** Begin **

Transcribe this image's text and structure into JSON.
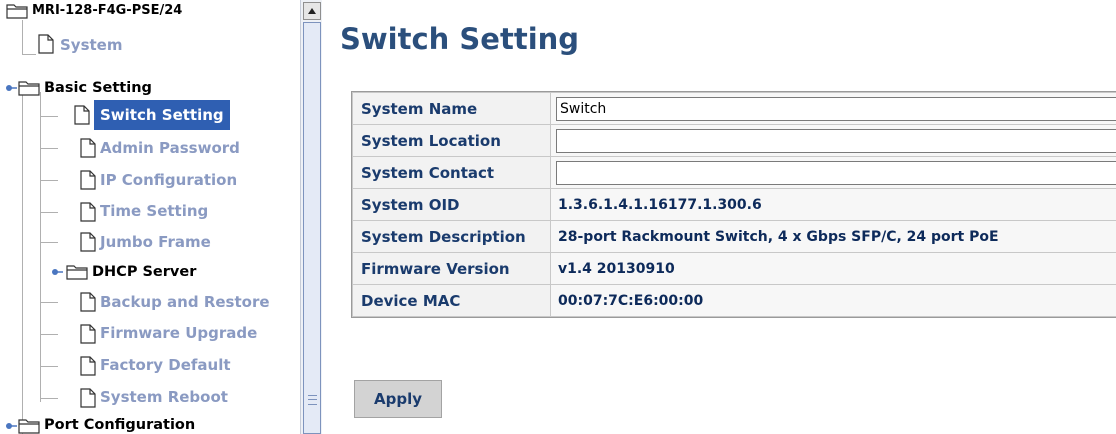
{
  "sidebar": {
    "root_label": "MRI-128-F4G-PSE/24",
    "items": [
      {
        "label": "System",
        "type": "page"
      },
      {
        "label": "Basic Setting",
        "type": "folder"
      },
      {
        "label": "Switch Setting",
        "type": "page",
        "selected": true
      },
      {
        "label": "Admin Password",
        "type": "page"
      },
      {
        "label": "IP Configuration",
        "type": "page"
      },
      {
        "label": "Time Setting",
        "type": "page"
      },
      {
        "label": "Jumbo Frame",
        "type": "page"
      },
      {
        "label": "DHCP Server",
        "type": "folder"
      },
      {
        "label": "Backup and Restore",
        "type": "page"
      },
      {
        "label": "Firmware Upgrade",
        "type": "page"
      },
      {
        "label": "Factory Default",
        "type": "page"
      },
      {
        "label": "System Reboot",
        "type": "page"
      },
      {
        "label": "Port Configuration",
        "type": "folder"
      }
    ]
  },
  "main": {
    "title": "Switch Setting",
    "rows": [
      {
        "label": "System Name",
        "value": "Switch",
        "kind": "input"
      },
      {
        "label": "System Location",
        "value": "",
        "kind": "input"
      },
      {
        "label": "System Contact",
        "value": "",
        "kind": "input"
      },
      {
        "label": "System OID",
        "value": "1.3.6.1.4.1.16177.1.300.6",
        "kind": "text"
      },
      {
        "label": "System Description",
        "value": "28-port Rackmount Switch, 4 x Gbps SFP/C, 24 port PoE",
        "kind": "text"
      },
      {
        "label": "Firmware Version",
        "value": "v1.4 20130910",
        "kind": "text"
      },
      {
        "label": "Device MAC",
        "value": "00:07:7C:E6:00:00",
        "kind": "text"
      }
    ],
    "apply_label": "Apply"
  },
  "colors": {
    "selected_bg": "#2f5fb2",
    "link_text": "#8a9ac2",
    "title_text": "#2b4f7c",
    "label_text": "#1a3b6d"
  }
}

** End **

* [GIVEN PROBLEM]: Search the listing for the word "Firmware" and return each line that holds it.

* [ANSWER TO THIS PROBLEM]:
        "label": "Firmware Upgrade",
        "label": "Firmware Version",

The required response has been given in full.